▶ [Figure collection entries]
--- start ---
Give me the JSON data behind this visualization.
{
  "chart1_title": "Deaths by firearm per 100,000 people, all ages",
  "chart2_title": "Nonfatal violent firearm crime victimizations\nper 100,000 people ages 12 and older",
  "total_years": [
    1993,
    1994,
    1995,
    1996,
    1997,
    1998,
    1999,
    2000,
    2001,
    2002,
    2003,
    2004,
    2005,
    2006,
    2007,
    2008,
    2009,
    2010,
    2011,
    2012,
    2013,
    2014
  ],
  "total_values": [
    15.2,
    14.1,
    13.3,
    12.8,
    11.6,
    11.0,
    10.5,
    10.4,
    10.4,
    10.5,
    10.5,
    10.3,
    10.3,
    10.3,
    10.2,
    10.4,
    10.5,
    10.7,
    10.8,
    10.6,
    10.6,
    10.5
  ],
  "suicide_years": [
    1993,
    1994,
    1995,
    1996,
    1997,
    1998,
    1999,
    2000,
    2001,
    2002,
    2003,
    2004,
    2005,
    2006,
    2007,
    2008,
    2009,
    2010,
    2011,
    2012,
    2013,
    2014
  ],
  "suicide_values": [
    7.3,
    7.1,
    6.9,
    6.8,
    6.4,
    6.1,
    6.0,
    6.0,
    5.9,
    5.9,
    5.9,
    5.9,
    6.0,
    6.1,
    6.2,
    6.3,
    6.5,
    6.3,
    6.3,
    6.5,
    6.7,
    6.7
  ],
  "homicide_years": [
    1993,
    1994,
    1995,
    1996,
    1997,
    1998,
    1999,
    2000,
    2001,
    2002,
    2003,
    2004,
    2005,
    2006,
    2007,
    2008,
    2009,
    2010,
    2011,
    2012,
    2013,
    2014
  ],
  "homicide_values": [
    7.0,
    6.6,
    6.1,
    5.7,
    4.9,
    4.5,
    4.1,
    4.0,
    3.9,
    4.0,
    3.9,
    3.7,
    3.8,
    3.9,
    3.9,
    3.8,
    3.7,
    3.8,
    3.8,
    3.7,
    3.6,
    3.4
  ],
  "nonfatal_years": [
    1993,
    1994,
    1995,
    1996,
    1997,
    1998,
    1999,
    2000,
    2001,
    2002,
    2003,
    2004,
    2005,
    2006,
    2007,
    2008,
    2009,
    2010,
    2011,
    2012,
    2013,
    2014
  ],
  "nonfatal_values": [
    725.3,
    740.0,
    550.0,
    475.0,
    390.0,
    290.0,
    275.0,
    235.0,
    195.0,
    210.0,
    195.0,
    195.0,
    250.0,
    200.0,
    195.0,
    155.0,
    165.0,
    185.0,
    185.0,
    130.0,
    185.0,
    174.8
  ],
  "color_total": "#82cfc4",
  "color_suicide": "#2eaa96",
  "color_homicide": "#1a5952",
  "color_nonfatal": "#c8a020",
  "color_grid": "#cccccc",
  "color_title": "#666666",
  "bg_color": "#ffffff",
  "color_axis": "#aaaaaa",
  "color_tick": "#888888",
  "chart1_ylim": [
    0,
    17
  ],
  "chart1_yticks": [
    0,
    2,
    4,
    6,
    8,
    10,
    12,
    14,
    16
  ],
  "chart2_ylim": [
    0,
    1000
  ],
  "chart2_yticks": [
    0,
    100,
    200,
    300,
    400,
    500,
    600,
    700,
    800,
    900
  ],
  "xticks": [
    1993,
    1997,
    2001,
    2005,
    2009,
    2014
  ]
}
--- end ---
▶ [What the exercise asks]
Gather each line in these records that contains the string "ages".

▶ [Result of this task]
  "chart1_title": "Deaths by firearm per 100,000 people, all ages",
  "chart2_title": "Nonfatal violent firearm crime victimizations\nper 100,000 people ages 12 and older",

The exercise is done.